◆ **MATERIAL FOR THIS TASK**:
++++

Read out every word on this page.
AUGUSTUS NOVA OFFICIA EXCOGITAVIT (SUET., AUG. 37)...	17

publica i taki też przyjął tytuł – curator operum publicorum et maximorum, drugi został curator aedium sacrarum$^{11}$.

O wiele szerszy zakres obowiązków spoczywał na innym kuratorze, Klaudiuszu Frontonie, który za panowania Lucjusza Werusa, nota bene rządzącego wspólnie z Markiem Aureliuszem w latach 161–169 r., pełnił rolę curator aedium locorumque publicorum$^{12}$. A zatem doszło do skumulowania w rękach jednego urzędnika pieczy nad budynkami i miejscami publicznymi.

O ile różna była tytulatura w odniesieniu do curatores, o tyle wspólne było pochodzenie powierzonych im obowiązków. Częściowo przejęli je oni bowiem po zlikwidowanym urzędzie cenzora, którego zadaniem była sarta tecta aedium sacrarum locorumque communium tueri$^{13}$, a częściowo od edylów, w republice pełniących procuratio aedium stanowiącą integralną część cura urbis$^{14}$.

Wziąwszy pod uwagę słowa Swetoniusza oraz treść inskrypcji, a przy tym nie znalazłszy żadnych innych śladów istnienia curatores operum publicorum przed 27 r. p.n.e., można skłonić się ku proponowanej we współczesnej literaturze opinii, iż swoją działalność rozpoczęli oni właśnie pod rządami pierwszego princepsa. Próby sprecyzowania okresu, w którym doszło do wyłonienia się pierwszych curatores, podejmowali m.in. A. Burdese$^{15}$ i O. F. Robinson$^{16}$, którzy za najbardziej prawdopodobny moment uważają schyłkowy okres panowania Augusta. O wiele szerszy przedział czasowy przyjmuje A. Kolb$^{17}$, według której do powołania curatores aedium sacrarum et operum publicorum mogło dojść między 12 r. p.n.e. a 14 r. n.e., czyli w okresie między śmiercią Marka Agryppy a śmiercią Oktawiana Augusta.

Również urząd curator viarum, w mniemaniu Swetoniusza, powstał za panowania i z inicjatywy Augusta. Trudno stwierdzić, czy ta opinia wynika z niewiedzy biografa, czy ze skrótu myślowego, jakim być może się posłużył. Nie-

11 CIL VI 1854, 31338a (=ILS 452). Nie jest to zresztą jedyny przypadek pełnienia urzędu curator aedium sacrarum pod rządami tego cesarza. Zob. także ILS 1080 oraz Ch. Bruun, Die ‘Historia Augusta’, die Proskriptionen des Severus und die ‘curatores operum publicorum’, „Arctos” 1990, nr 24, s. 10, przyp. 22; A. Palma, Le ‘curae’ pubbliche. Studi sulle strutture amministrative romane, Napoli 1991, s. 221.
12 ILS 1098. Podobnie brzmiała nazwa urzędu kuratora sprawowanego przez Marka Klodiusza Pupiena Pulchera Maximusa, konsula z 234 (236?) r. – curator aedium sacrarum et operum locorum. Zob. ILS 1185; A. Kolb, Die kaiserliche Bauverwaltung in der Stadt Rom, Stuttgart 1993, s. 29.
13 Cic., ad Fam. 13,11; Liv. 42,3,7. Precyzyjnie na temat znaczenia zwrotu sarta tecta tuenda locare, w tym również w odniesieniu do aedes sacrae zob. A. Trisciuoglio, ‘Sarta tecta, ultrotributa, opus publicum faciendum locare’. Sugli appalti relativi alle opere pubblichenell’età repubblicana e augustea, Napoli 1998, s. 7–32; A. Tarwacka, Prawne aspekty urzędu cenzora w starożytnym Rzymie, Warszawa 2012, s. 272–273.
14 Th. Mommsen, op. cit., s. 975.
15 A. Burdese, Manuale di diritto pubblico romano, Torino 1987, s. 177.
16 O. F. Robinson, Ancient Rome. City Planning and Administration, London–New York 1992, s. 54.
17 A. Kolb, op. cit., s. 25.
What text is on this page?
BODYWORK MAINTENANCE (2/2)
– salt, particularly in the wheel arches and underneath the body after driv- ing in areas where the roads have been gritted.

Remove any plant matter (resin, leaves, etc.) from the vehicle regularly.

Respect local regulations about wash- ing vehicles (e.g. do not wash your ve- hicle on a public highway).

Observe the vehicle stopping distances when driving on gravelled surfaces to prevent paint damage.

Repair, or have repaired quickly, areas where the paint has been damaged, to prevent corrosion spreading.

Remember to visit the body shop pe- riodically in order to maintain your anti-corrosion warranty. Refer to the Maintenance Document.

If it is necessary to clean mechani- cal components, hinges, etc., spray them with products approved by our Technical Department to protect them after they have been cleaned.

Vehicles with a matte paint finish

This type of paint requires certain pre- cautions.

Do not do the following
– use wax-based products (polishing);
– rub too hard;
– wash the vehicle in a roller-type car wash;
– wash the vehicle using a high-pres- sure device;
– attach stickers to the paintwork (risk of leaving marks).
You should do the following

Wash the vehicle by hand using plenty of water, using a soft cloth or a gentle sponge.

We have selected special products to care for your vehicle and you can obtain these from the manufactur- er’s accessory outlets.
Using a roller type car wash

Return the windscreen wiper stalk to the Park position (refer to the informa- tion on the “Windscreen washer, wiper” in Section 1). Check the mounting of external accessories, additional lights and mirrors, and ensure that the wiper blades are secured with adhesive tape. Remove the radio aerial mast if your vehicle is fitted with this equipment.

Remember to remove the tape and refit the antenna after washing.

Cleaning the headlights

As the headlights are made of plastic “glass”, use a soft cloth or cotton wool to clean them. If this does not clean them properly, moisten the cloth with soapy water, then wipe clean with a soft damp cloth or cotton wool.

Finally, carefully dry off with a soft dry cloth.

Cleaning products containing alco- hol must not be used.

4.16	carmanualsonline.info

++++

◆ **EXERCISE INSTRUCTIONS**: Identify the lines above that contain the word "szerszy", then copy them.

◆ **RESPONSE BELOW**:
O wiele szerszy zakres obowiązków spoczywał na innym kuratorze, Klaudiuszu Frontonie, który za panowania Lucjusza Werusa, nota bene rządzącego wspólnie z Markiem Aureliuszem w latach 161–169 r., pełnił rolę curator aedium locorumque publicorum$^{12}$. A zatem doszło do skumulowania w rękach jednego urzędnika pieczy nad budynkami i miejscami publicznymi.
Wziąwszy pod uwagę słowa Swetoniusza oraz treść inskrypcji, a przy tym nie znalazłszy żadnych innych śladów istnienia curatores operum publicorum przed 27 r. p.n.e., można skłonić się ku proponowanej we współczesnej literaturze opinii, iż swoją działalność rozpoczęli oni właśnie pod rządami pierwszego princepsa. Próby sprecyzowania okresu, w którym doszło do wyłonienia się pierwszych curatores, podejmowali m.in. A. Burdese$^{15}$ i O. F. Robinson$^{16}$, którzy za najbardziej prawdopodobny moment uważają schyłkowy okres panowania Augusta. O wiele szerszy przedział czasowy przyjmuje A. Kolb$^{17}$, według której do powołania curatores aedium sacrarum et operum publicorum mogło dojść między 12 r. p.n.e. a 14 r. n.e., czyli w okresie między śmiercią Marka Agryppy a śmiercią Oktawiana Augusta.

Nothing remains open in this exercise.